* Given data *
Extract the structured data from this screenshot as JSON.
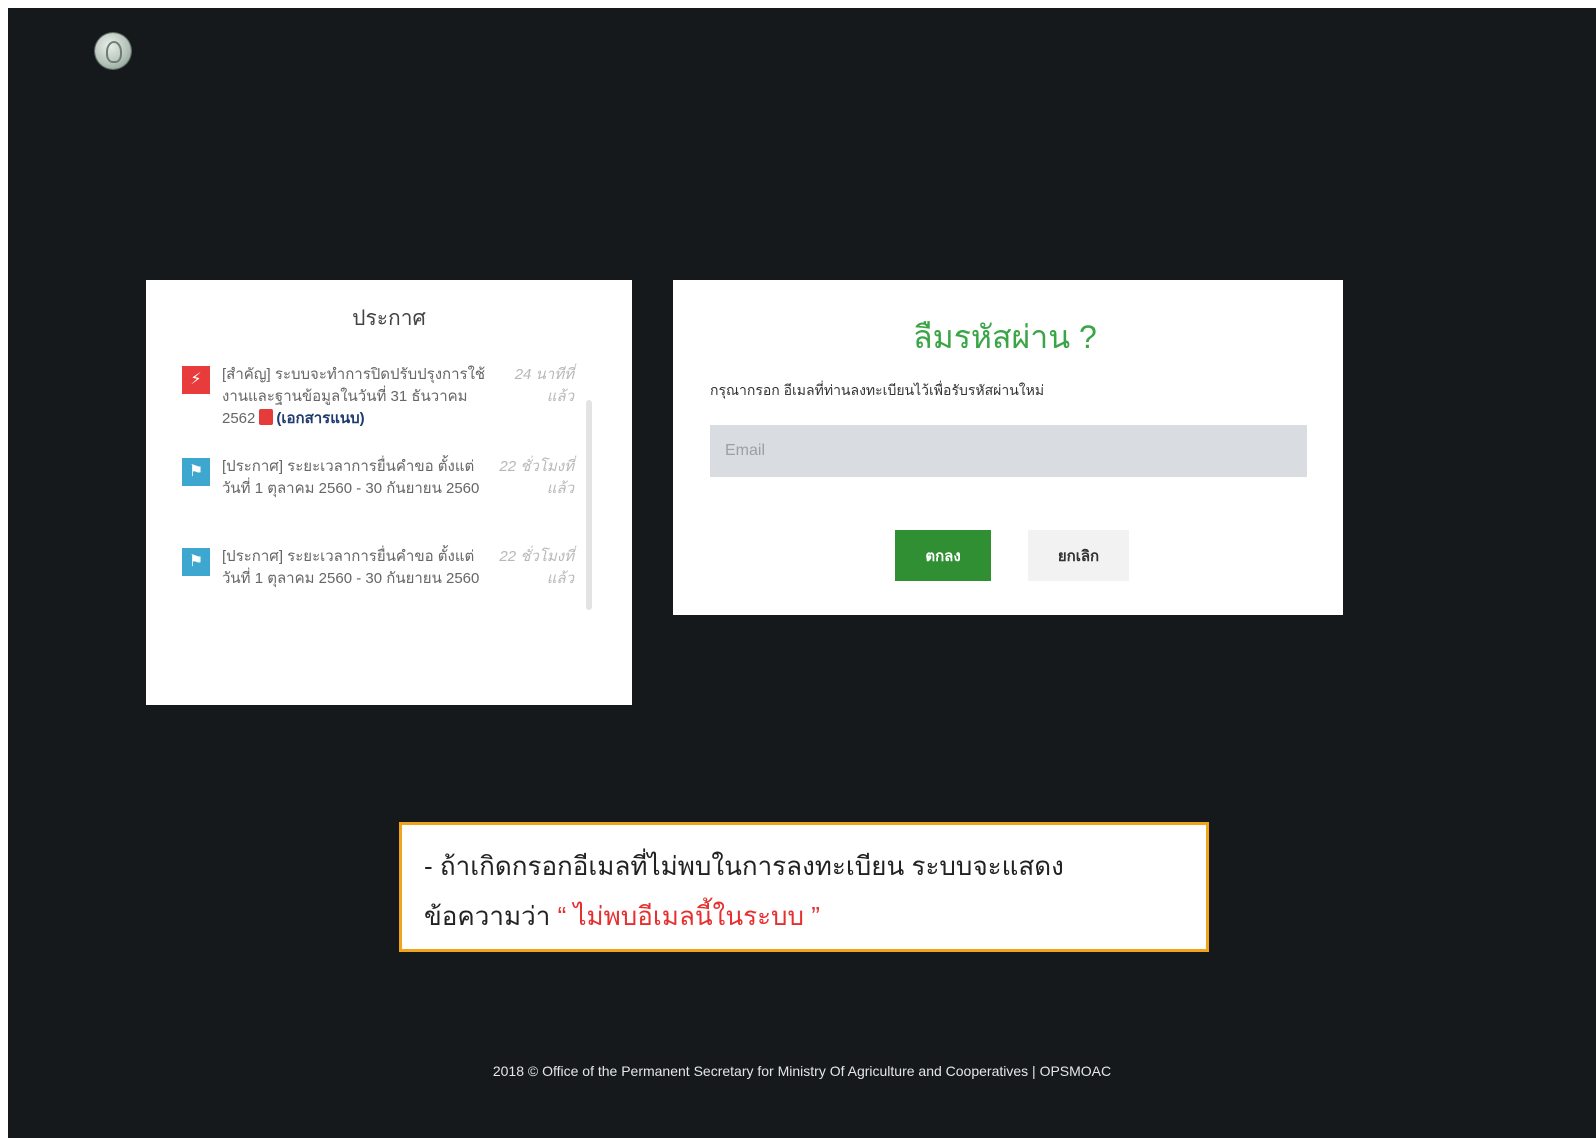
{
  "announcements": {
    "title": "ประกาศ",
    "items": [
      {
        "icon": "lightning-icon",
        "text": "[สำคัญ] ระบบจะทำการปิดปรับปรุงการใช้งานและฐานข้อมูลในวันที่ 31 ธันวาคม 2562",
        "attachment": "(เอกสารแนบ)",
        "time": "24 นาทีที่แล้ว"
      },
      {
        "icon": "megaphone-icon",
        "text": "[ประกาศ] ระยะเวลาการยื่นคำขอ ตั้งแต่ วันที่ 1 ตุลาคม 2560 - 30 กันยายน 2560",
        "time": "22 ชั่วโมงที่แล้ว"
      },
      {
        "icon": "megaphone-icon",
        "text": "[ประกาศ] ระยะเวลาการยื่นคำขอ ตั้งแต่ วันที่ 1 ตุลาคม 2560 - 30 กันยายน 2560",
        "time": "22 ชั่วโมงที่แล้ว"
      }
    ]
  },
  "forgot": {
    "title": "ลืมรหัสผ่าน ?",
    "instruction": "กรุณากรอก อีเมลที่ท่านลงทะเบียนไว้เพื่อรับรหัสผ่านใหม่",
    "email_placeholder": "Email",
    "email_value": "",
    "ok_label": "ตกลง",
    "cancel_label": "ยกเลิก"
  },
  "note": {
    "line1": "- ถ้าเกิดกรอกอีเมลที่ไม่พบในการลงทะเบียน ระบบจะแสดง",
    "line2_prefix": "ข้อความว่า",
    "line2_error": "“ ไม่พบอีเมลนี้ในระบบ ”"
  },
  "footer": {
    "text": "2018 © Office of the Permanent Secretary for Ministry Of Agriculture and Cooperatives  |  OPSMOAC"
  },
  "colors": {
    "background": "#15191c",
    "accent_green": "#3aa546",
    "ok_button": "#2f8f32",
    "note_border": "#f0a41e",
    "error_text": "#e62f2f"
  }
}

* Stated goal *
Omit the pictures. Transcribe every record exactly.

* Completed task *
Extract the structured data from this screenshot as JSON.
{
  "announcements": {
    "title": "ประกาศ",
    "items": [
      {
        "icon": "lightning-icon",
        "text": "[สำคัญ] ระบบจะทำการปิดปรับปรุงการใช้งานและฐานข้อมูลในวันที่ 31 ธันวาคม 2562",
        "attachment": "(เอกสารแนบ)",
        "time": "24 นาทีที่แล้ว"
      },
      {
        "icon": "megaphone-icon",
        "text": "[ประกาศ] ระยะเวลาการยื่นคำขอ ตั้งแต่ วันที่ 1 ตุลาคม 2560 - 30 กันยายน 2560",
        "time": "22 ชั่วโมงที่แล้ว"
      },
      {
        "icon": "megaphone-icon",
        "text": "[ประกาศ] ระยะเวลาการยื่นคำขอ ตั้งแต่ วันที่ 1 ตุลาคม 2560 - 30 กันยายน 2560",
        "time": "22 ชั่วโมงที่แล้ว"
      }
    ]
  },
  "forgot": {
    "title": "ลืมรหัสผ่าน ?",
    "instruction": "กรุณากรอก อีเมลที่ท่านลงทะเบียนไว้เพื่อรับรหัสผ่านใหม่",
    "email_placeholder": "Email",
    "email_value": "",
    "ok_label": "ตกลง",
    "cancel_label": "ยกเลิก"
  },
  "note": {
    "line1": "- ถ้าเกิดกรอกอีเมลที่ไม่พบในการลงทะเบียน ระบบจะแสดง",
    "line2_prefix": "ข้อความว่า",
    "line2_error": "“ ไม่พบอีเมลนี้ในระบบ ”"
  },
  "footer": {
    "text": "2018 © Office of the Permanent Secretary for Ministry Of Agriculture and Cooperatives  |  OPSMOAC"
  },
  "colors": {
    "background": "#15191c",
    "accent_green": "#3aa546",
    "ok_button": "#2f8f32",
    "note_border": "#f0a41e",
    "error_text": "#e62f2f"
  }
}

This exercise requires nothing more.